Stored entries
********************

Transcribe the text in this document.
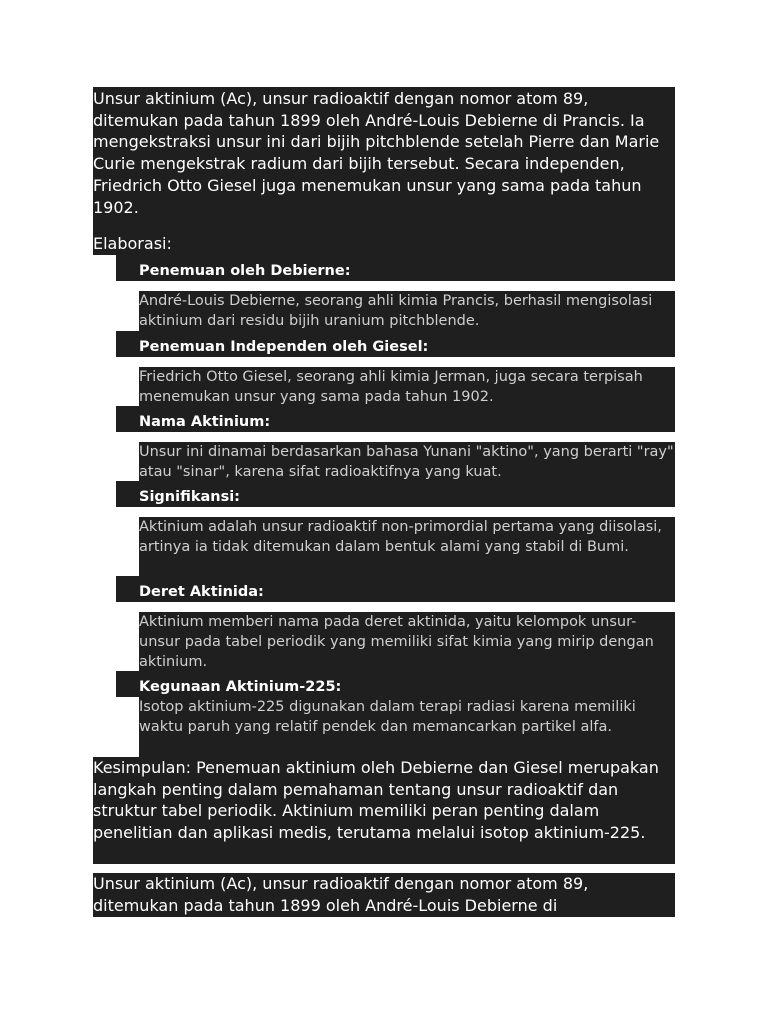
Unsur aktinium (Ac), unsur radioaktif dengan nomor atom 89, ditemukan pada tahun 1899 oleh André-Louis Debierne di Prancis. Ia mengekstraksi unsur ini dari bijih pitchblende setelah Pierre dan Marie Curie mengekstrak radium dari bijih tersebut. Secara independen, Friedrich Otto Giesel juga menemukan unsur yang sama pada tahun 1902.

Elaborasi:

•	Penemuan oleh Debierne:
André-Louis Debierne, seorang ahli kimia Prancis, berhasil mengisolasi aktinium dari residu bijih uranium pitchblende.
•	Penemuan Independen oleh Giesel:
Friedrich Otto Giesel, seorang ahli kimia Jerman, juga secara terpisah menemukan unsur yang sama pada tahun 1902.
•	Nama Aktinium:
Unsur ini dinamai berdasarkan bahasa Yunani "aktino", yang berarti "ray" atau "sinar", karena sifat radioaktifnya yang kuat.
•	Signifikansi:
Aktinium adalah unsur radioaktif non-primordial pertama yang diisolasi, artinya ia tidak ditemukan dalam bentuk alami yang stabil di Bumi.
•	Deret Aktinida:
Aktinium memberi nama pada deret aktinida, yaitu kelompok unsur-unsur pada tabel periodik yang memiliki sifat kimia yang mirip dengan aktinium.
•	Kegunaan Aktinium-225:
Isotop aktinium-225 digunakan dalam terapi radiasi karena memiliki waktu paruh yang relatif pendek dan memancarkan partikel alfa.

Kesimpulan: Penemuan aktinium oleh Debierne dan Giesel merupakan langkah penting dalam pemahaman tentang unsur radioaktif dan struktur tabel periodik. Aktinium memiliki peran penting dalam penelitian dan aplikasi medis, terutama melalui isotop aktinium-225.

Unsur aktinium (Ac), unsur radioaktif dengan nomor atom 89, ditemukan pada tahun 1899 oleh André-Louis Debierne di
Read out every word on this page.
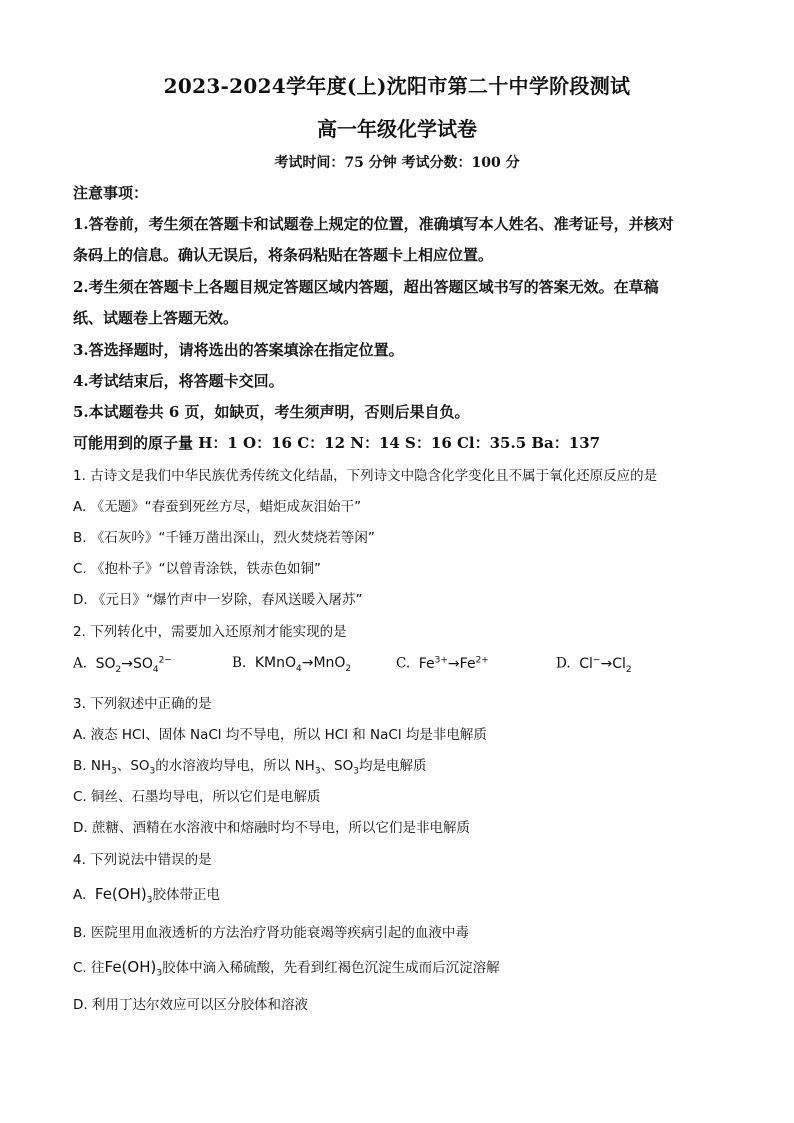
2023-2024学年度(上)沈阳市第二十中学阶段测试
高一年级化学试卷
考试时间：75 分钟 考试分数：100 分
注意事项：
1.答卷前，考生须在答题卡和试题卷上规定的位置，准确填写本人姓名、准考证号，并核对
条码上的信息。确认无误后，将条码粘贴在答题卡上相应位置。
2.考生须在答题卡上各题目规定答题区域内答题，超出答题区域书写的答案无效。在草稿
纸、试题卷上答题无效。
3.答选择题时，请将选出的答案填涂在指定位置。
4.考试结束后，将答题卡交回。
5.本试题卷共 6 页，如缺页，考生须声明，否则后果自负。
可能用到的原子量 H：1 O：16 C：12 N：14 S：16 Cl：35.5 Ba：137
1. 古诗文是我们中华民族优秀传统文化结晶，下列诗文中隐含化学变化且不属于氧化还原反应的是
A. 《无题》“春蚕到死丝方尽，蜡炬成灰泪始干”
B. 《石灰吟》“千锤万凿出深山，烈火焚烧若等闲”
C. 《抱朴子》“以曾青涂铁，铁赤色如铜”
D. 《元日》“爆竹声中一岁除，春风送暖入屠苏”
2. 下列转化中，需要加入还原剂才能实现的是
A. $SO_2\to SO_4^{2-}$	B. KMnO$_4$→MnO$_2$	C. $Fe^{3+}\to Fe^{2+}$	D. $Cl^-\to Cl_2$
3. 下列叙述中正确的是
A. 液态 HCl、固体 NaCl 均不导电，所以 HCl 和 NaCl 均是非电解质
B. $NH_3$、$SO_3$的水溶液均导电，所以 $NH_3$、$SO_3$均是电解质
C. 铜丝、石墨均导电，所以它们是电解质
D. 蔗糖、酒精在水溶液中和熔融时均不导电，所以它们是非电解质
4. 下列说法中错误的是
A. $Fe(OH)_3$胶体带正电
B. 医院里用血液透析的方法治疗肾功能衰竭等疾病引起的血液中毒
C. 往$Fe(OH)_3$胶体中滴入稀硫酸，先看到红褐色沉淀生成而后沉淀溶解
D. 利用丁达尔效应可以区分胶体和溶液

********************

* _Request_: In the listing, find every line containing the word "ahli" and list it.

* _Solution for this problem_:
André-Louis Debierne, seorang ahli kimia Prancis, berhasil mengisolasi aktinium dari residu bijih uranium pitchblende.
Friedrich Otto Giesel, seorang ahli kimia Jerman, juga secara terpisah menemukan unsur yang sama pada tahun 1902.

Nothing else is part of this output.